Request
Output the material beneath exactly, leaving nothing out.

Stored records
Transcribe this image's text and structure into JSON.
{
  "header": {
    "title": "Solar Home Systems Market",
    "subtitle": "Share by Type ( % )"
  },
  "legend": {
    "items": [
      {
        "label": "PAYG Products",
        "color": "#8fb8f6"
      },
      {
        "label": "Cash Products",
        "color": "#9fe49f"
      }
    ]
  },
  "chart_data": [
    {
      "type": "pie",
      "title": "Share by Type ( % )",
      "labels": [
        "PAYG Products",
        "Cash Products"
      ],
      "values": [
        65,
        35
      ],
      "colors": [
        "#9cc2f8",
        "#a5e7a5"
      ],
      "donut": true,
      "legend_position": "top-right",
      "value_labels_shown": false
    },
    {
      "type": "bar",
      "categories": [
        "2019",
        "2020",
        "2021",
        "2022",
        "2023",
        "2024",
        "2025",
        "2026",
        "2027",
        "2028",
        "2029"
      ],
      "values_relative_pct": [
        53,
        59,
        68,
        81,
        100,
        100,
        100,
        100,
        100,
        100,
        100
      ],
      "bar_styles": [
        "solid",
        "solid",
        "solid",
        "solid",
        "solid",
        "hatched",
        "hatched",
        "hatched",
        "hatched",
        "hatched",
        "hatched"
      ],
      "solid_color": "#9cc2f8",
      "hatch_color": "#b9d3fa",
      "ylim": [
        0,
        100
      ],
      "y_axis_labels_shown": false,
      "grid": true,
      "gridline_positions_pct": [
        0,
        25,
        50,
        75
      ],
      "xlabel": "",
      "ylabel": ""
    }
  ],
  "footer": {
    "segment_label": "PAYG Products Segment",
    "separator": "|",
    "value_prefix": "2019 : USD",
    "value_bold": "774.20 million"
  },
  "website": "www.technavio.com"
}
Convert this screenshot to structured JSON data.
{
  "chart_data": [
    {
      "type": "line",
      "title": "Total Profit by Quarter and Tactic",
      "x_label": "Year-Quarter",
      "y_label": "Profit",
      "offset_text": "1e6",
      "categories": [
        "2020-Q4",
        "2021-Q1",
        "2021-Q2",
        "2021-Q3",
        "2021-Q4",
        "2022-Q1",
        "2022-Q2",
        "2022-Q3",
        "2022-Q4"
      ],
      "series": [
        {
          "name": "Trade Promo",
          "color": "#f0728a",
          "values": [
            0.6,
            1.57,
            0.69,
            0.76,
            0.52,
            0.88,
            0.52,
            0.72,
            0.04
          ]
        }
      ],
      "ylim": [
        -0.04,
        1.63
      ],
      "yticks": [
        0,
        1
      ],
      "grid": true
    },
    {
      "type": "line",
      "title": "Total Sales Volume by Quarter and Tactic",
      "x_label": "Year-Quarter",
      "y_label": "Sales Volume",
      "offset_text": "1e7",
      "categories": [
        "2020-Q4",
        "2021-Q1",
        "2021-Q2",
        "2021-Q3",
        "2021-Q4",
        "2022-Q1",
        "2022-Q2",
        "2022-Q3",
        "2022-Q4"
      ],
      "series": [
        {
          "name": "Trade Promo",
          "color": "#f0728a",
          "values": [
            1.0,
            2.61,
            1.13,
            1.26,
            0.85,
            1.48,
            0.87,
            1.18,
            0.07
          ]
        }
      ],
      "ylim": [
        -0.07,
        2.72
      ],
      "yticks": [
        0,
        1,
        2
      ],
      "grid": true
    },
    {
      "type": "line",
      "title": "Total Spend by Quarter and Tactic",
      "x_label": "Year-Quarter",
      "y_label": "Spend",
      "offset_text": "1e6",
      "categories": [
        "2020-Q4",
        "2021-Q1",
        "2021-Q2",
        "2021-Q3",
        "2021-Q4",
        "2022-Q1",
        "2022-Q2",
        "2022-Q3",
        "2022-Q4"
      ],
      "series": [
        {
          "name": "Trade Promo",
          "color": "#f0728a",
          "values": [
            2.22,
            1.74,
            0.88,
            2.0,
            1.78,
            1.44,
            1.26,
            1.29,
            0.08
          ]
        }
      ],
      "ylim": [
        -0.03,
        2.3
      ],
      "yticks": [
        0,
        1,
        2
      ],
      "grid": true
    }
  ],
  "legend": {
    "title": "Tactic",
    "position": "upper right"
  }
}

Result for this exercise
Transcribe this image's text and structure into JSON.
{
  "header": {
    "title": "Solar Home Systems Market",
    "subtitle": "Share by Type ( % )"
  },
  "legend": {
    "items": [
      {
        "label": "PAYG Products",
        "color": "#8fb8f6"
      },
      {
        "label": "Cash Products",
        "color": "#9fe49f"
      }
    ]
  },
  "chart_data": [
    {
      "type": "pie",
      "title": "Share by Type ( % )",
      "labels": [
        "PAYG Products",
        "Cash Products"
      ],
      "values": [
        65,
        35
      ],
      "colors": [
        "#9cc2f8",
        "#a5e7a5"
      ],
      "donut": true,
      "legend_position": "top-right",
      "value_labels_shown": false
    },
    {
      "type": "bar",
      "categories": [
        "2019",
        "2020",
        "2021",
        "2022",
        "2023",
        "2024",
        "2025",
        "2026",
        "2027",
        "2028",
        "2029"
      ],
      "values_relative_pct": [
        53,
        59,
        68,
        81,
        100,
        100,
        100,
        100,
        100,
        100,
        100
      ],
      "bar_styles": [
        "solid",
        "solid",
        "solid",
        "solid",
        "solid",
        "hatched",
        "hatched",
        "hatched",
        "hatched",
        "hatched",
        "hatched"
      ],
      "solid_color": "#9cc2f8",
      "hatch_color": "#b9d3fa",
      "ylim": [
        0,
        100
      ],
      "y_axis_labels_shown": false,
      "grid": true,
      "gridline_positions_pct": [
        0,
        25,
        50,
        75
      ],
      "xlabel": "",
      "ylabel": ""
    }
  ],
  "footer": {
    "segment_label": "PAYG Products Segment",
    "separator": "|",
    "value_prefix": "2019 : USD",
    "value_bold": "774.20 million"
  },
  "website": "www.technavio.com"
}
Convert this screenshot to structured JSON data.
{
  "chart_data": [
    {
      "type": "line",
      "title": "Total Profit by Quarter and Tactic",
      "x_label": "Year-Quarter",
      "y_label": "Profit",
      "offset_text": "1e6",
      "categories": [
        "2020-Q4",
        "2021-Q1",
        "2021-Q2",
        "2021-Q3",
        "2021-Q4",
        "2022-Q1",
        "2022-Q2",
        "2022-Q3",
        "2022-Q4"
      ],
      "series": [
        {
          "name": "Trade Promo",
          "color": "#f0728a",
          "values": [
            0.6,
            1.57,
            0.69,
            0.76,
            0.52,
            0.88,
            0.52,
            0.72,
            0.04
          ]
        }
      ],
      "ylim": [
        -0.04,
        1.63
      ],
      "yticks": [
        0,
        1
      ],
      "grid": true
    },
    {
      "type": "line",
      "title": "Total Sales Volume by Quarter and Tactic",
      "x_label": "Year-Quarter",
      "y_label": "Sales Volume",
      "offset_text": "1e7",
      "categories": [
        "2020-Q4",
        "2021-Q1",
        "2021-Q2",
        "2021-Q3",
        "2021-Q4",
        "2022-Q1",
        "2022-Q2",
        "2022-Q3",
        "2022-Q4"
      ],
      "series": [
        {
          "name": "Trade Promo",
          "color": "#f0728a",
          "values": [
            1.0,
            2.61,
            1.13,
            1.26,
            0.85,
            1.48,
            0.87,
            1.18,
            0.07
          ]
        }
      ],
      "ylim": [
        -0.07,
        2.72
      ],
      "yticks": [
        0,
        1,
        2
      ],
      "grid": true
    },
    {
      "type": "line",
      "title": "Total Spend by Quarter and Tactic",
      "x_label": "Year-Quarter",
      "y_label": "Spend",
      "offset_text": "1e6",
      "categories": [
        "2020-Q4",
        "2021-Q1",
        "2021-Q2",
        "2021-Q3",
        "2021-Q4",
        "2022-Q1",
        "2022-Q2",
        "2022-Q3",
        "2022-Q4"
      ],
      "series": [
        {
          "name": "Trade Promo",
          "color": "#f0728a",
          "values": [
            2.22,
            1.74,
            0.88,
            2.0,
            1.78,
            1.44,
            1.26,
            1.29,
            0.08
          ]
        }
      ],
      "ylim": [
        -0.03,
        2.3
      ],
      "yticks": [
        0,
        1,
        2
      ],
      "grid": true
    }
  ],
  "legend": {
    "title": "Tactic",
    "position": "upper right"
  }
}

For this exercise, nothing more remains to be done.